▶ **Passage for review**
=====

I am going to be there for her, on the end of the phone if that’s what she wants, responding to an email if she wants any information and I can jump on the train if she wants company.  This I doubt will be requested often as in her words, she is the matriarch of a huge family (including ex-husbands and new wives) who love her and will do anything they can to make the journey as easy as possible.  Her advocates will be her family and friends, they will make the lists, check calendars, arrange appointments, organise prescription deliveries, hold her hand, ask the questions, investigate recipes, send links to websites, make her laugh and generally do what needs to be done.

Then I am back at work. The people who use our service don’t have what my three friends and their families have.  They are expected to ask their own questions, organise their own diaries and transport, sit alone on wards waiting for chemo, cook their own meals which often they won’t eat and end up throwing away, explain to call centres in faraway places they don’t want to claim PPI…….. They are dealing with all this and more on their own.  So that I suppose, is why I am so passionate about the work we do for older people affected by cancer, I can see the different levels of support that is available and realise that it’s not an equal playing field and what a struggle it can be.

=====

▶ **Data section**
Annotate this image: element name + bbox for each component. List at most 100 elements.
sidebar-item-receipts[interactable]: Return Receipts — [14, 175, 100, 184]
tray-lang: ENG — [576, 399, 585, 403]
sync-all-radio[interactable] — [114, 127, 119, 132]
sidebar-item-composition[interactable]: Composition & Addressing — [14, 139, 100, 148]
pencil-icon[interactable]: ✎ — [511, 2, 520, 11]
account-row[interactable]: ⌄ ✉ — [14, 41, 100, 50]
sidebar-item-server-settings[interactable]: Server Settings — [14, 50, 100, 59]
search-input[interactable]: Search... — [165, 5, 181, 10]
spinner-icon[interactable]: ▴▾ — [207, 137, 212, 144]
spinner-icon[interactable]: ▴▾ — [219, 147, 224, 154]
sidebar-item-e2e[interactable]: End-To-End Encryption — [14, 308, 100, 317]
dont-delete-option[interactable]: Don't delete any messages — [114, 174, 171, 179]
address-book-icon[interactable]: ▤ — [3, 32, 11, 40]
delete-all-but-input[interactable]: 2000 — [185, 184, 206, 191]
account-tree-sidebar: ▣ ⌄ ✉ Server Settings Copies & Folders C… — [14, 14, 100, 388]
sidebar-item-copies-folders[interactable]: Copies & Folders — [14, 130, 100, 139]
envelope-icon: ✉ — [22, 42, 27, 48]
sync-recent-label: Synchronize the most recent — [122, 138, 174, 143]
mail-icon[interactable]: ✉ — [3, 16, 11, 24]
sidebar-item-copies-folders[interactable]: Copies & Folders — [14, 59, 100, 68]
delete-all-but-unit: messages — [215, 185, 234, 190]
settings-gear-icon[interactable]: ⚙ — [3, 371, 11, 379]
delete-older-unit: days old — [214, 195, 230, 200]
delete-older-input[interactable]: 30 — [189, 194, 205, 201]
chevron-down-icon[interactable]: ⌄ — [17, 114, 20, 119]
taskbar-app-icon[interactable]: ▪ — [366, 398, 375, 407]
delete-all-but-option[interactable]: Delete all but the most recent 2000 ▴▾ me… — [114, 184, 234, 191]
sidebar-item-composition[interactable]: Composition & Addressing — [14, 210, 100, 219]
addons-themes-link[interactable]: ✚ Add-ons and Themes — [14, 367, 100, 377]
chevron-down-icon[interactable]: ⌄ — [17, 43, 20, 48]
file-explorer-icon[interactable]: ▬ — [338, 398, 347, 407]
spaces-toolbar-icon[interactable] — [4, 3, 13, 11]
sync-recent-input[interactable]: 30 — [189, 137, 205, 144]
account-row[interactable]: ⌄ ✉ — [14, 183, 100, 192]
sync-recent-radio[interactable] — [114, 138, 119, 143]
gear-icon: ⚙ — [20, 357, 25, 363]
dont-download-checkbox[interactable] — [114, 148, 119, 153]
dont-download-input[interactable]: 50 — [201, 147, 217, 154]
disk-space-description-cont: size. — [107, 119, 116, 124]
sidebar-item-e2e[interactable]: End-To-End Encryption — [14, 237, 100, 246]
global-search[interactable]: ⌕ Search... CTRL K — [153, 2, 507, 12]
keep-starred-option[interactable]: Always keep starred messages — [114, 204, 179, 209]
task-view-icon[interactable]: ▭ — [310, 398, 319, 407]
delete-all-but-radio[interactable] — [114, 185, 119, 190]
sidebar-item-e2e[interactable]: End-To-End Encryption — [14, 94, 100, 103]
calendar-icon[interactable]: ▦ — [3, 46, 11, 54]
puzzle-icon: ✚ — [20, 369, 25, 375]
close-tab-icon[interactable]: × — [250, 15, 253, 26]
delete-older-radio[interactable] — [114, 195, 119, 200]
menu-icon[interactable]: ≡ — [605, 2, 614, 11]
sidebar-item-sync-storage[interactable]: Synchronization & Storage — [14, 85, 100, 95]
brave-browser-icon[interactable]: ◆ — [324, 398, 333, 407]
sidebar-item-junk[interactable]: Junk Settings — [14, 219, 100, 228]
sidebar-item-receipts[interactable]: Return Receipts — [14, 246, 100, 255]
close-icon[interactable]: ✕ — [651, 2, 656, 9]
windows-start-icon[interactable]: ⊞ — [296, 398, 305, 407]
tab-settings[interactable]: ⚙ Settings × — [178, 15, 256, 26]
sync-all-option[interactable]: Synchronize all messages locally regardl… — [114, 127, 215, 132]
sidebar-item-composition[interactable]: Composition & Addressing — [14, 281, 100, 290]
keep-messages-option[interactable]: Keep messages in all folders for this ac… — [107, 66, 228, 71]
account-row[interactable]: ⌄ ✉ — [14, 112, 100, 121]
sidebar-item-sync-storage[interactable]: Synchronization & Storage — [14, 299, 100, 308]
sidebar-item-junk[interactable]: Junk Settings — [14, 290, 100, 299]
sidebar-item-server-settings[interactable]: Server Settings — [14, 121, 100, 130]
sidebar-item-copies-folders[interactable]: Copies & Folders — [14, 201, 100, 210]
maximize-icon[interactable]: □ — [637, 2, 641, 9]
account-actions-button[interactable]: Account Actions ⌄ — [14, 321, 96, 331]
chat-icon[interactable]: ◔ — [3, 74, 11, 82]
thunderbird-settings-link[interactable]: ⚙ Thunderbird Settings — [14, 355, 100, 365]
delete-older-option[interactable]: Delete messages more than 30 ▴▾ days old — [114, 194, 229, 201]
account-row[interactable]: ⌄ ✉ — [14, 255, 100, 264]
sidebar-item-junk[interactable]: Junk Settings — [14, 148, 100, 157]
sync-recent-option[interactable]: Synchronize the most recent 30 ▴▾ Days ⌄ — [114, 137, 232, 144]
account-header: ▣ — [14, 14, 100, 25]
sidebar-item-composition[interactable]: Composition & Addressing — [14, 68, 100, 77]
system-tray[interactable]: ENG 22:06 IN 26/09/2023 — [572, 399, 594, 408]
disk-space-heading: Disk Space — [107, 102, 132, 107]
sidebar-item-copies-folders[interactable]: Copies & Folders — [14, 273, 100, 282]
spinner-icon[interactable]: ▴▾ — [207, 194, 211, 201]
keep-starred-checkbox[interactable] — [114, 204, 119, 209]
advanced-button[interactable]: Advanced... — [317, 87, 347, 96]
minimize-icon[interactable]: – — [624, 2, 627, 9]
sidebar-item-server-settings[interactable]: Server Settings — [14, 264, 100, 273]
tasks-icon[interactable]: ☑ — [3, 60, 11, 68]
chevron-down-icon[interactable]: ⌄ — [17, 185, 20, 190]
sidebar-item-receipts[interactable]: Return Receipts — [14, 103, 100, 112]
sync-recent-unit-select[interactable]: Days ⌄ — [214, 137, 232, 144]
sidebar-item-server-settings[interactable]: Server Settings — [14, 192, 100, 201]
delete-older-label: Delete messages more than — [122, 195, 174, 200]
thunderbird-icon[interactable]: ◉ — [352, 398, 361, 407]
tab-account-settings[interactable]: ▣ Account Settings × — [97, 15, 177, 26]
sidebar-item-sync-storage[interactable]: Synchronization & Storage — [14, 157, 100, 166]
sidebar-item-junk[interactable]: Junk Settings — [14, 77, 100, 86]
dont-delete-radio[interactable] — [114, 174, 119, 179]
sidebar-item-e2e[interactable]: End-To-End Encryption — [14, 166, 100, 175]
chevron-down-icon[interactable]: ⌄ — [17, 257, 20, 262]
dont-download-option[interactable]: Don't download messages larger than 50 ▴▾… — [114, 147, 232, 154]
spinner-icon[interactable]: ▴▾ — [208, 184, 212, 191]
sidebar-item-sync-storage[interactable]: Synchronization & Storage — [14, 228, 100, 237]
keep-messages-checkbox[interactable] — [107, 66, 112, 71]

=====

▶ **Parts of the exercise**
• a. In the cancer support passage, who does the writer say will be her friend's advocates?
• b. Quote the cancer support passage from "I am going to" up to and including "to be done.".

▶ **Answer section**
• a. Her family and friends.

• b.
I am going to be there for her, on the end of the phone if that’s what she wants, responding to an email if she wants any information and I can jump on the train if she wants company.  This I doubt will be requested often as in her words, she is the matriarch of a huge family (including ex-husbands and new wives) who love her and will do anything they can to make the journey as easy as possible.  Her advocates will be her family and friends, they will make the lists, check calendars, arrange appointments, organise prescription deliveries, hold her hand, ask the questions, investigate recipes, send links to websites, make her laugh and generally do what needs to be done.